SHORT EXERCISE –
Word for word, give the material below again, minus any images.
------ PROVIDED RECORDS
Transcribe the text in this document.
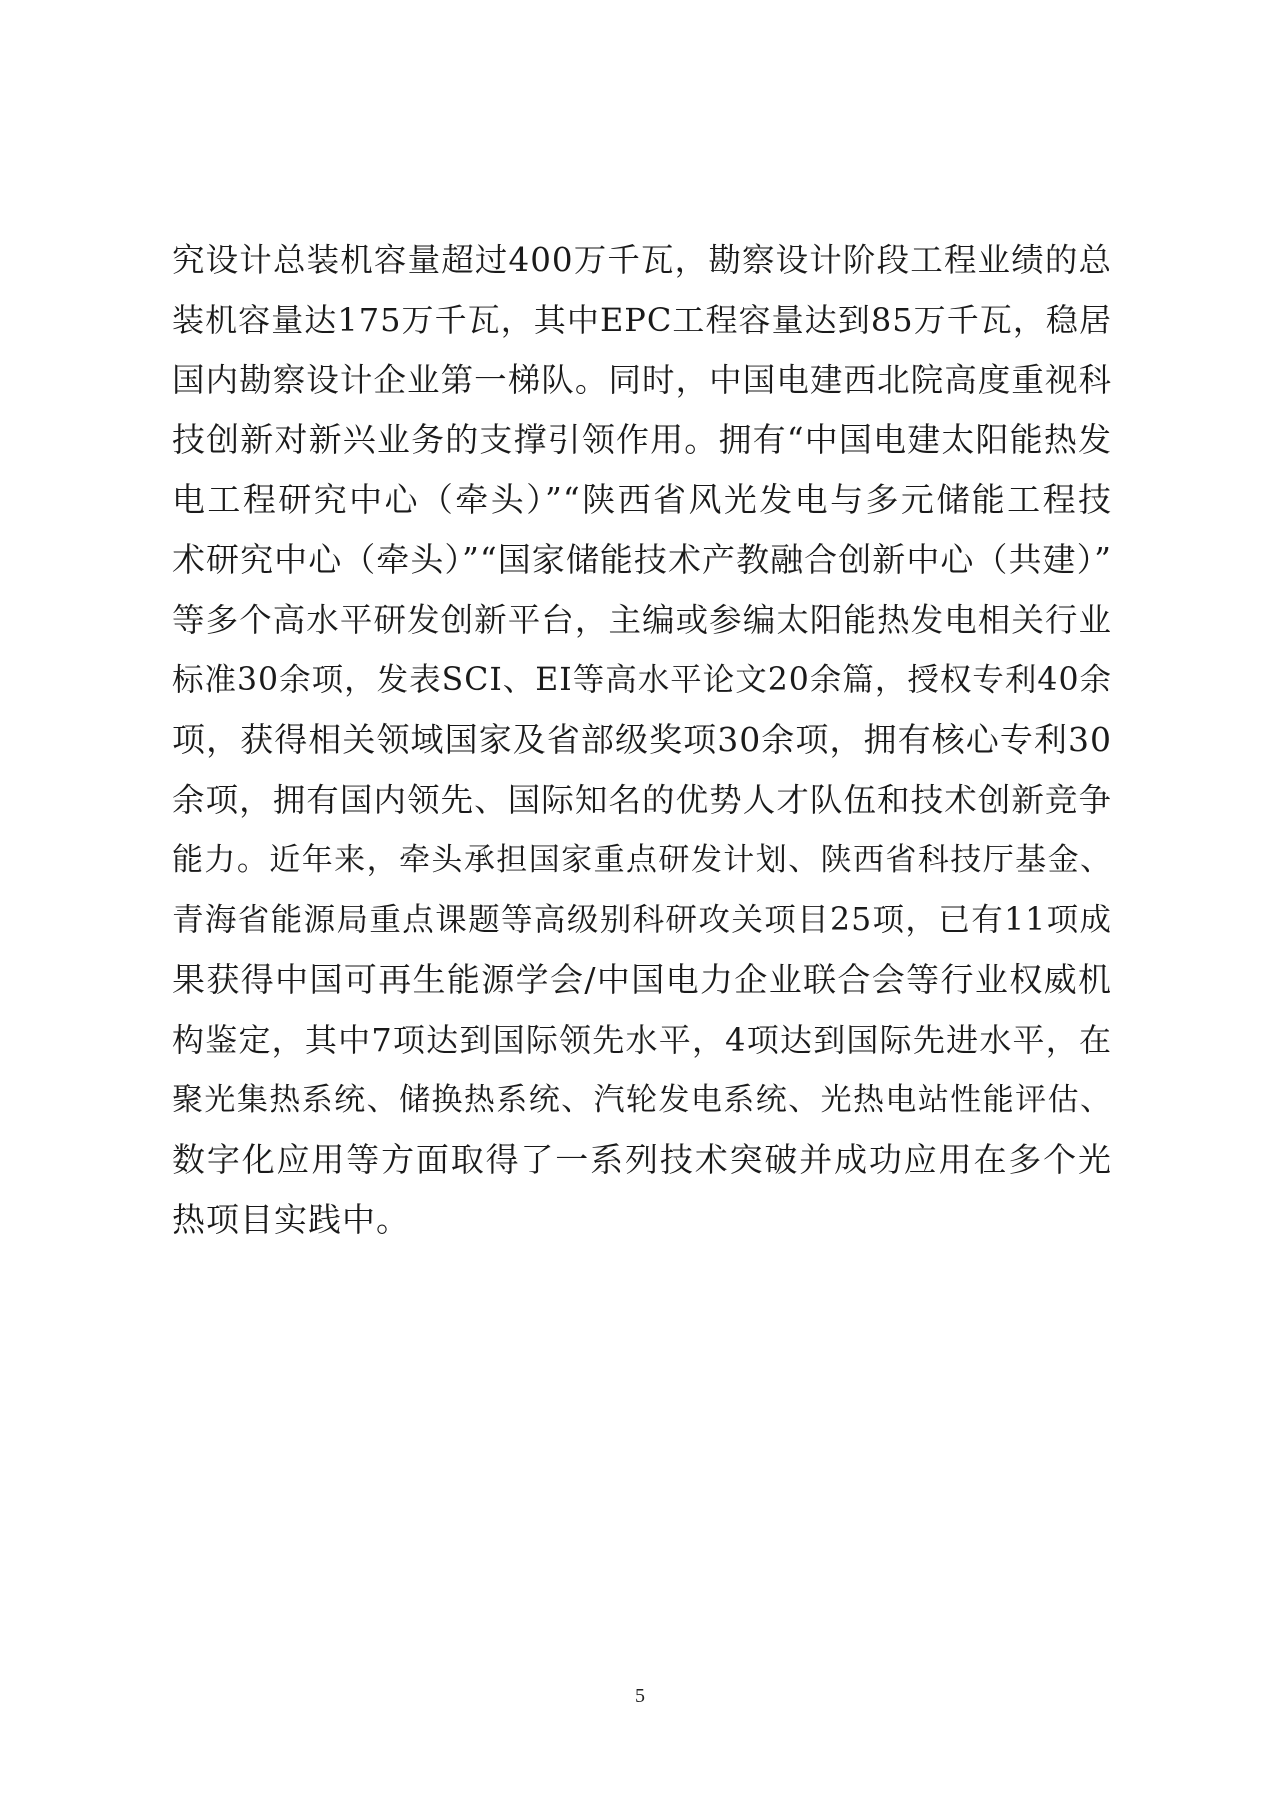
究设计总装机容量超过400万千瓦，勘察设计阶段工程业绩的总
装机容量达175万千瓦，其中EPC工程容量达到85万千瓦，稳居
国内勘察设计企业第一梯队。同时，中国电建西北院高度重视科
技创新对新兴业务的支撑引领作用。拥有“中国电建太阳能热发
电工程研究中心（牵头）”“陕西省风光发电与多元储能工程技
术研究中心（牵头）”“国家储能技术产教融合创新中心（共建）”
等多个高水平研发创新平台，主编或参编太阳能热发电相关行业
标准30余项，发表SCI、EI等高水平论文20余篇，授权专利40余
项，获得相关领域国家及省部级奖项30余项，拥有核心专利30
余项，拥有国内领先、国际知名的优势人才队伍和技术创新竞争
能力。近年来，牵头承担国家重点研发计划、陕西省科技厅基金、
青海省能源局重点课题等高级别科研攻关项目25项，已有11项成
果获得中国可再生能源学会/中国电力企业联合会等行业权威机
构鉴定，其中7项达到国际领先水平，4项达到国际先进水平，在
聚光集热系统、储换热系统、汽轮发电系统、光热电站性能评估、
数字化应用等方面取得了一系列技术突破并成功应用在多个光
热项目实践中。
5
------------
EXERCISE OUTPUT –
Transcribe the text in this document.
究设计总装机容量超过400万千瓦，勘察设计阶段工程业绩的总
装机容量达175万千瓦，其中EPC工程容量达到85万千瓦，稳居
国内勘察设计企业第一梯队。同时，中国电建西北院高度重视科
技创新对新兴业务的支撑引领作用。拥有“中国电建太阳能热发
电工程研究中心（牵头）”“陕西省风光发电与多元储能工程技
术研究中心（牵头）”“国家储能技术产教融合创新中心（共建）”
等多个高水平研发创新平台，主编或参编太阳能热发电相关行业
标准30余项，发表SCI、EI等高水平论文20余篇，授权专利40余
项，获得相关领域国家及省部级奖项30余项，拥有核心专利30
余项，拥有国内领先、国际知名的优势人才队伍和技术创新竞争
能力。近年来，牵头承担国家重点研发计划、陕西省科技厅基金、
青海省能源局重点课题等高级别科研攻关项目25项，已有11项成
果获得中国可再生能源学会/中国电力企业联合会等行业权威机
构鉴定，其中7项达到国际领先水平，4项达到国际先进水平，在
聚光集热系统、储换热系统、汽轮发电系统、光热电站性能评估、
数字化应用等方面取得了一系列技术突破并成功应用在多个光
热项目实践中。
5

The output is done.